** Given task **
Turn every line of the entries below into a Markdown table with the columns "Row" and "Line". Number each row and leave out blank lines.

========

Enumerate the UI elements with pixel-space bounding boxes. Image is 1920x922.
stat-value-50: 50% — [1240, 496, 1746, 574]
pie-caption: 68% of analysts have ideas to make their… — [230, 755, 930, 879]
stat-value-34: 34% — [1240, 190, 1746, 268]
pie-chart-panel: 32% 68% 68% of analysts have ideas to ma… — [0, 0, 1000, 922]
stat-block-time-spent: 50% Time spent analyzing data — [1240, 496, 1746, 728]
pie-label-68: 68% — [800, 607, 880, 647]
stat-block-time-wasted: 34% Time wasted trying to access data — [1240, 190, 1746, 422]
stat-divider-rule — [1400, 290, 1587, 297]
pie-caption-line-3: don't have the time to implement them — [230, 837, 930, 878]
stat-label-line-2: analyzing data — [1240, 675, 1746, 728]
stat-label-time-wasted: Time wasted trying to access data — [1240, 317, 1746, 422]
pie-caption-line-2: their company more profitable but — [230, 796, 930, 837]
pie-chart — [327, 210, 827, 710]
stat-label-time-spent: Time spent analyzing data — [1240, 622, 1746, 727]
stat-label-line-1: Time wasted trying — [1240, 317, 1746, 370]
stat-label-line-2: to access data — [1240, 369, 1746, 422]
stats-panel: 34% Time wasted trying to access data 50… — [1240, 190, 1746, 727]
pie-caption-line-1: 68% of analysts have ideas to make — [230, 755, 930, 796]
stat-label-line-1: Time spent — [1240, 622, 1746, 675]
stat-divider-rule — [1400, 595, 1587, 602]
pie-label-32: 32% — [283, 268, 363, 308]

========

** Expected output **
| Row | Line |
|---|---|
| 1 | Enumerate the UI elements with pixel-space bounding boxes. Image is 1920x922. |
| 2 | stat-value-50: 50% — [1240, 496, 1746, 574] |
| 3 | pie-caption: 68% of analysts have ideas to make their… — [230, 755, 930, 879] |
| 4 | stat-value-34: 34% — [1240, 190, 1746, 268] |
| 5 | pie-chart-panel: 32% 68% 68% of analysts have ideas to ma… — [0, 0, 1000, 922] |
| 6 | stat-block-time-spent: 50% Time spent analyzing data — [1240, 496, 1746, 728] |
| 7 | pie-label-68: 68% — [800, 607, 880, 647] |
| 8 | stat-block-time-wasted: 34% Time wasted trying to access data — [1240, 190, 1746, 422] |
| 9 | stat-divider-rule — [1400, 290, 1587, 297] |
| 10 | pie-caption-line-3: don't have the time to implement them — [230, 837, 930, 878] |
| 11 | stat-label-line-2: analyzing data — [1240, 675, 1746, 728] |
| 12 | stat-label-time-wasted: Time wasted trying to access data — [1240, 317, 1746, 422] |
| 13 | pie-caption-line-2: their company more profitable but — [230, 796, 930, 837] |
| 14 | pie-chart — [327, 210, 827, 710] |
| 15 | stat-label-time-spent: Time spent analyzing data — [1240, 622, 1746, 727] |
| 16 | stat-label-line-1: Time wasted trying — [1240, 317, 1746, 370] |
| 17 | stat-label-line-2: to access data — [1240, 369, 1746, 422] |
| 18 | stats-panel: 34% Time wasted trying to access data 50… — [1240, 190, 1746, 727] |
| 19 | pie-caption-line-1: 68% of analysts have ideas to make — [230, 755, 930, 796] |
| 20 | stat-label-line-1: Time spent — [1240, 622, 1746, 675] |
| 21 | stat-divider-rule — [1400, 595, 1587, 602] |
| 22 | pie-label-32: 32% — [283, 268, 363, 308] |